## [Exercise brief]
Examine the entries and show every line in which the word "questions" is found.

## [Records shown]
****************************************

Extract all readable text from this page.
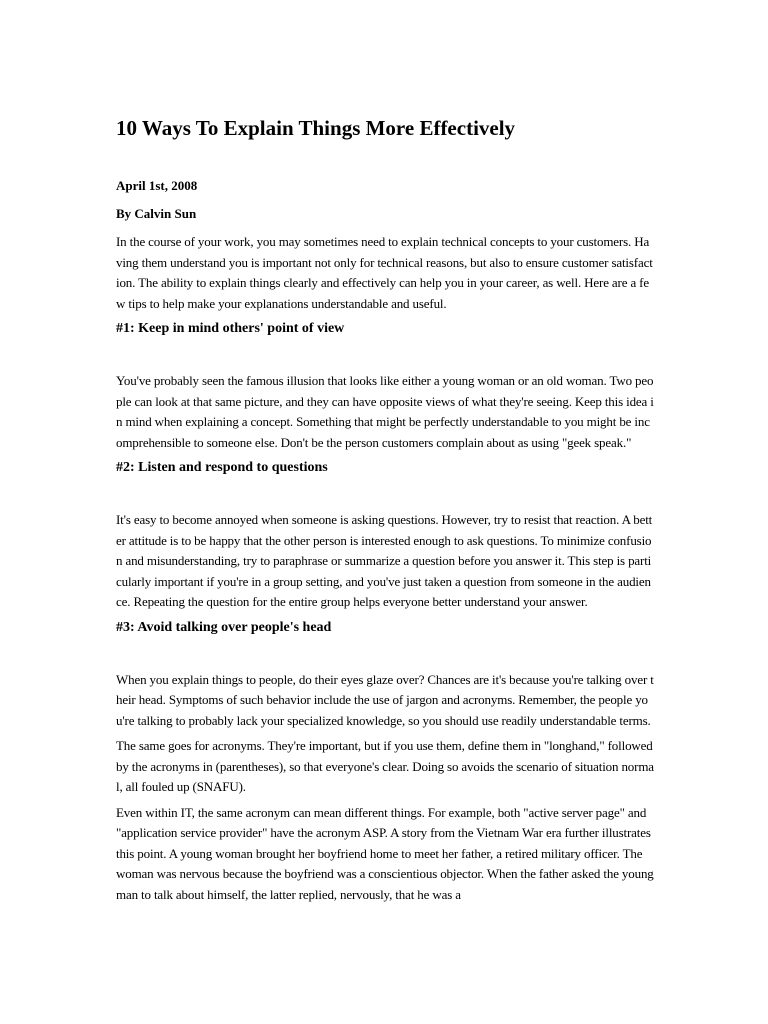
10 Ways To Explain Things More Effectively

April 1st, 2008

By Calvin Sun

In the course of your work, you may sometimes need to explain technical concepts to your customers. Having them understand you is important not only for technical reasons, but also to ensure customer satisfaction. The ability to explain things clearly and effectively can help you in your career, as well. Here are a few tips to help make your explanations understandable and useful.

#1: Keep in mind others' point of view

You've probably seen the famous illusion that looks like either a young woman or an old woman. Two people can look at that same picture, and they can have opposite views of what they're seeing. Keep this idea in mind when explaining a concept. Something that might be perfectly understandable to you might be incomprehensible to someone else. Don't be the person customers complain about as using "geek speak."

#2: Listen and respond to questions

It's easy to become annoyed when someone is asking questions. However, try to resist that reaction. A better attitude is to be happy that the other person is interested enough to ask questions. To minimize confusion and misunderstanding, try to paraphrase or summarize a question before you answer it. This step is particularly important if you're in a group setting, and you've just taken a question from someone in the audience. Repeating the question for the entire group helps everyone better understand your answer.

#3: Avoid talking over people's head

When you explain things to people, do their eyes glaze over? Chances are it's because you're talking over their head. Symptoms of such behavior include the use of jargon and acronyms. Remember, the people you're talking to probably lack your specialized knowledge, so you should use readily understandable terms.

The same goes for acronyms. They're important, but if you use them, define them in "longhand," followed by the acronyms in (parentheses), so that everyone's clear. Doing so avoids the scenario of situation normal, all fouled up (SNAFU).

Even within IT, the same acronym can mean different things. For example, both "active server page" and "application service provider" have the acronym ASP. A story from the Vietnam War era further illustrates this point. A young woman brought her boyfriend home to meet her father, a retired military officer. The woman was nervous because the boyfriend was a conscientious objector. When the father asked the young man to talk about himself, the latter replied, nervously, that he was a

****************************************

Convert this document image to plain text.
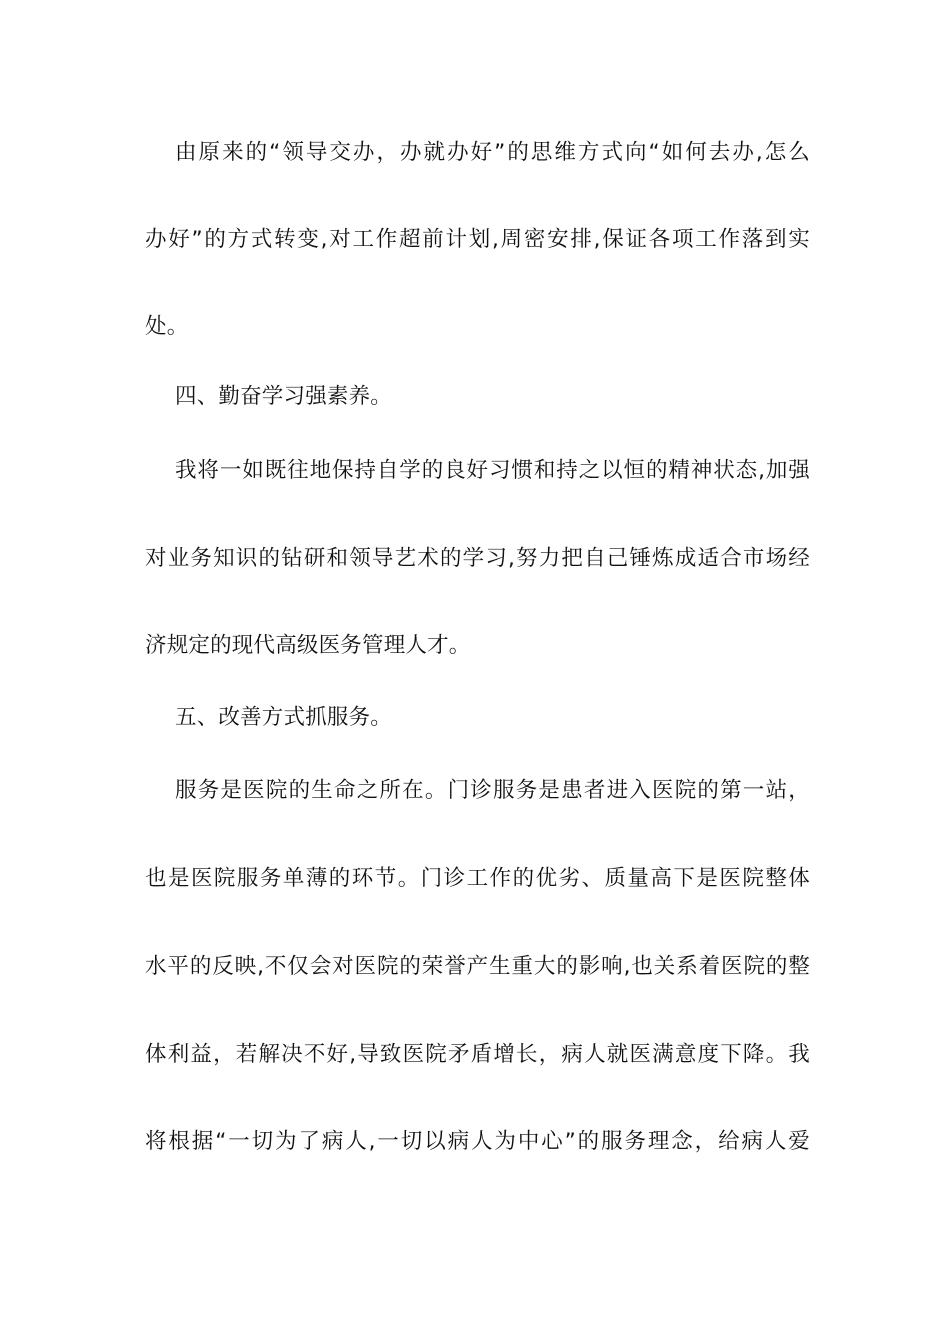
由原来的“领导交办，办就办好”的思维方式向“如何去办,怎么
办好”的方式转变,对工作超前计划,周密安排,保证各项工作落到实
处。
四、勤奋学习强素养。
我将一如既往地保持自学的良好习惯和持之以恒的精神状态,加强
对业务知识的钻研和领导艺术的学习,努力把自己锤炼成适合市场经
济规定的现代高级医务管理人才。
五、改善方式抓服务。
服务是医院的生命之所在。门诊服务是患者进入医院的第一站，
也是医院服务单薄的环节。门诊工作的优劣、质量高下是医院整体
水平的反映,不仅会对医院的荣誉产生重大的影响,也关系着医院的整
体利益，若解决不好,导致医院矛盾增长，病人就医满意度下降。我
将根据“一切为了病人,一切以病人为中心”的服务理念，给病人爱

****************************************

## [Task answer]
#2: Listen and respond to questions
It's easy to become annoyed when someone is asking questions. However, try to resist that reaction. A better attitude is to be happy that the other person is interested enough to ask questions. To minimize confusion and misunderstanding, try to paraphrase or summarize a question before you answer it. This step is particularly important if you're in a group setting, and you've just taken a question from someone in the audience. Repeating the question for the entire group helps everyone better understand your answer.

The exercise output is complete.